● Your objective
Restate the complete material exactly.
>>>>>
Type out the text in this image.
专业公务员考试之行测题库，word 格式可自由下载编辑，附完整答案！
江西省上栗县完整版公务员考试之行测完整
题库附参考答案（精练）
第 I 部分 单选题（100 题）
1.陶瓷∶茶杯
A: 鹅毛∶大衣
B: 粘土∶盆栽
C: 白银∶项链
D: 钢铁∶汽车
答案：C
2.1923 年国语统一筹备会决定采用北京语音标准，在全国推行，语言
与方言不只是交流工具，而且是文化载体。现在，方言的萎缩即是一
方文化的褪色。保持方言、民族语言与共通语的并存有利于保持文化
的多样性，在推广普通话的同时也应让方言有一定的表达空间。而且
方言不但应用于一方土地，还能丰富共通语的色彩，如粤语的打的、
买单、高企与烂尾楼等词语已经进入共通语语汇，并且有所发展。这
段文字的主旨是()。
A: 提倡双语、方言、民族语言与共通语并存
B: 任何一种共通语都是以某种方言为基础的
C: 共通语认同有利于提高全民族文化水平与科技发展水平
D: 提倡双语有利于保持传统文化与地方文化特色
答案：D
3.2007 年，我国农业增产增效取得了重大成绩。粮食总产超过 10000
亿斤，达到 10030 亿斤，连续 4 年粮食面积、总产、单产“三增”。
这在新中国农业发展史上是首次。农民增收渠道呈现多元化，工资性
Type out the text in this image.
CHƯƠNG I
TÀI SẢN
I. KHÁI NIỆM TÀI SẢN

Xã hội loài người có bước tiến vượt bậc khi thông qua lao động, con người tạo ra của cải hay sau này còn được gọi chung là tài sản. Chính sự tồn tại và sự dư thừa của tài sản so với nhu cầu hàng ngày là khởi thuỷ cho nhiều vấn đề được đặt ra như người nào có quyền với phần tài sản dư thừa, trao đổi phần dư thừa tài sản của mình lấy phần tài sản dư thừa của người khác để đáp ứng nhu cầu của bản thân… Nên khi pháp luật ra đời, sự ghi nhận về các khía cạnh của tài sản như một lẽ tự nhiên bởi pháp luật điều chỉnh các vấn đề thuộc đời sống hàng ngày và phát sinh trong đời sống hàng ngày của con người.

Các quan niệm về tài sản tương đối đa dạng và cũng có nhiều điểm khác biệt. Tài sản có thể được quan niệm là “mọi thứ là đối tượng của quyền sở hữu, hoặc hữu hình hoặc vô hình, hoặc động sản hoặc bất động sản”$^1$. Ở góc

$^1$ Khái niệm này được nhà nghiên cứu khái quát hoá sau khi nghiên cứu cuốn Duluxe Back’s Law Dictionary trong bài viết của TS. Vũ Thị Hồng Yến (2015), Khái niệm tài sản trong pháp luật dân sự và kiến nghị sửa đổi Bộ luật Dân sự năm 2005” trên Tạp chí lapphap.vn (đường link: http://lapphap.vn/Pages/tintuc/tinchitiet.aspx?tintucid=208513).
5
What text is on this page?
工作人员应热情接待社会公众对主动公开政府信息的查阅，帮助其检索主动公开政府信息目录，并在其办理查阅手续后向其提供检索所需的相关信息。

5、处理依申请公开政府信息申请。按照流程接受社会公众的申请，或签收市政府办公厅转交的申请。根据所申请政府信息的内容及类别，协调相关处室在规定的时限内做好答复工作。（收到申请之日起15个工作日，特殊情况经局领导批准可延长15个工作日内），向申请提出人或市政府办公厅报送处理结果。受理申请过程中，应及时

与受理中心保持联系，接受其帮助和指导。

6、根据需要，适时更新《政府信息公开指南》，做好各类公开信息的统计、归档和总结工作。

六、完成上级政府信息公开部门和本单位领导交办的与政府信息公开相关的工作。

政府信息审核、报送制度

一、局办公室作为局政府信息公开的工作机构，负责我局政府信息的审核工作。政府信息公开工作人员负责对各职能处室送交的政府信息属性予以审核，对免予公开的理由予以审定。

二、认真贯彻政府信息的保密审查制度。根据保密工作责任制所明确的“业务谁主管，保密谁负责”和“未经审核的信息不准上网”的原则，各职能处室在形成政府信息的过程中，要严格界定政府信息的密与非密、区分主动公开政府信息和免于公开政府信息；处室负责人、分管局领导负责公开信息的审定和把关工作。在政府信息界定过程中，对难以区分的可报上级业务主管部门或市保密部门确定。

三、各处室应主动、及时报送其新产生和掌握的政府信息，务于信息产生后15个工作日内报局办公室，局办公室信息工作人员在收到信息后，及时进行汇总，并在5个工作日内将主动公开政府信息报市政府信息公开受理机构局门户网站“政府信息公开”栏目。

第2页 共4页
<<<<<
● Final result
Type out the text in this image.
专业公务员考试之行测题库，word 格式可自由下载编辑，附完整答案！
江西省上栗县完整版公务员考试之行测完整
题库附参考答案（精练）
第 I 部分 单选题（100 题）
1.陶瓷∶茶杯
A: 鹅毛∶大衣
B: 粘土∶盆栽
C: 白银∶项链
D: 钢铁∶汽车
答案：C
2.1923 年国语统一筹备会决定采用北京语音标准，在全国推行，语言
与方言不只是交流工具，而且是文化载体。现在，方言的萎缩即是一
方文化的褪色。保持方言、民族语言与共通语的并存有利于保持文化
的多样性，在推广普通话的同时也应让方言有一定的表达空间。而且
方言不但应用于一方土地，还能丰富共通语的色彩，如粤语的打的、
买单、高企与烂尾楼等词语已经进入共通语语汇，并且有所发展。这
段文字的主旨是()。
A: 提倡双语、方言、民族语言与共通语并存
B: 任何一种共通语都是以某种方言为基础的
C: 共通语认同有利于提高全民族文化水平与科技发展水平
D: 提倡双语有利于保持传统文化与地方文化特色
答案：D
3.2007 年，我国农业增产增效取得了重大成绩。粮食总产超过 10000
亿斤，达到 10030 亿斤，连续 4 年粮食面积、总产、单产“三增”。
这在新中国农业发展史上是首次。农民增收渠道呈现多元化，工资性
Type out the text in this image.
CHƯƠNG I
TÀI SẢN
I. KHÁI NIỆM TÀI SẢN

Xã hội loài người có bước tiến vượt bậc khi thông qua lao động, con người tạo ra của cải hay sau này còn được gọi chung là tài sản. Chính sự tồn tại và sự dư thừa của tài sản so với nhu cầu hàng ngày là khởi thuỷ cho nhiều vấn đề được đặt ra như người nào có quyền với phần tài sản dư thừa, trao đổi phần dư thừa tài sản của mình lấy phần tài sản dư thừa của người khác để đáp ứng nhu cầu của bản thân… Nên khi pháp luật ra đời, sự ghi nhận về các khía cạnh của tài sản như một lẽ tự nhiên bởi pháp luật điều chỉnh các vấn đề thuộc đời sống hàng ngày và phát sinh trong đời sống hàng ngày của con người.

Các quan niệm về tài sản tương đối đa dạng và cũng có nhiều điểm khác biệt. Tài sản có thể được quan niệm là “mọi thứ là đối tượng của quyền sở hữu, hoặc hữu hình hoặc vô hình, hoặc động sản hoặc bất động sản”$^1$. Ở góc

$^1$ Khái niệm này được nhà nghiên cứu khái quát hoá sau khi nghiên cứu cuốn Duluxe Back’s Law Dictionary trong bài viết của TS. Vũ Thị Hồng Yến (2015), Khái niệm tài sản trong pháp luật dân sự và kiến nghị sửa đổi Bộ luật Dân sự năm 2005” trên Tạp chí lapphap.vn (đường link: http://lapphap.vn/Pages/tintuc/tinchitiet.aspx?tintucid=208513).
5
What text is on this page?
工作人员应热情接待社会公众对主动公开政府信息的查阅，帮助其检索主动公开政府信息目录，并在其办理查阅手续后向其提供检索所需的相关信息。

5、处理依申请公开政府信息申请。按照流程接受社会公众的申请，或签收市政府办公厅转交的申请。根据所申请政府信息的内容及类别，协调相关处室在规定的时限内做好答复工作。（收到申请之日起15个工作日，特殊情况经局领导批准可延长15个工作日内），向申请提出人或市政府办公厅报送处理结果。受理申请过程中，应及时

与受理中心保持联系，接受其帮助和指导。

6、根据需要，适时更新《政府信息公开指南》，做好各类公开信息的统计、归档和总结工作。

六、完成上级政府信息公开部门和本单位领导交办的与政府信息公开相关的工作。

政府信息审核、报送制度

一、局办公室作为局政府信息公开的工作机构，负责我局政府信息的审核工作。政府信息公开工作人员负责对各职能处室送交的政府信息属性予以审核，对免予公开的理由予以审定。

二、认真贯彻政府信息的保密审查制度。根据保密工作责任制所明确的“业务谁主管，保密谁负责”和“未经审核的信息不准上网”的原则，各职能处室在形成政府信息的过程中，要严格界定政府信息的密与非密、区分主动公开政府信息和免于公开政府信息；处室负责人、分管局领导负责公开信息的审定和把关工作。在政府信息界定过程中，对难以区分的可报上级业务主管部门或市保密部门确定。

三、各处室应主动、及时报送其新产生和掌握的政府信息，务于信息产生后15个工作日内报局办公室，局办公室信息工作人员在收到信息后，及时进行汇总，并在5个工作日内将主动公开政府信息报市政府信息公开受理机构局门户网站“政府信息公开”栏目。

第2页 共4页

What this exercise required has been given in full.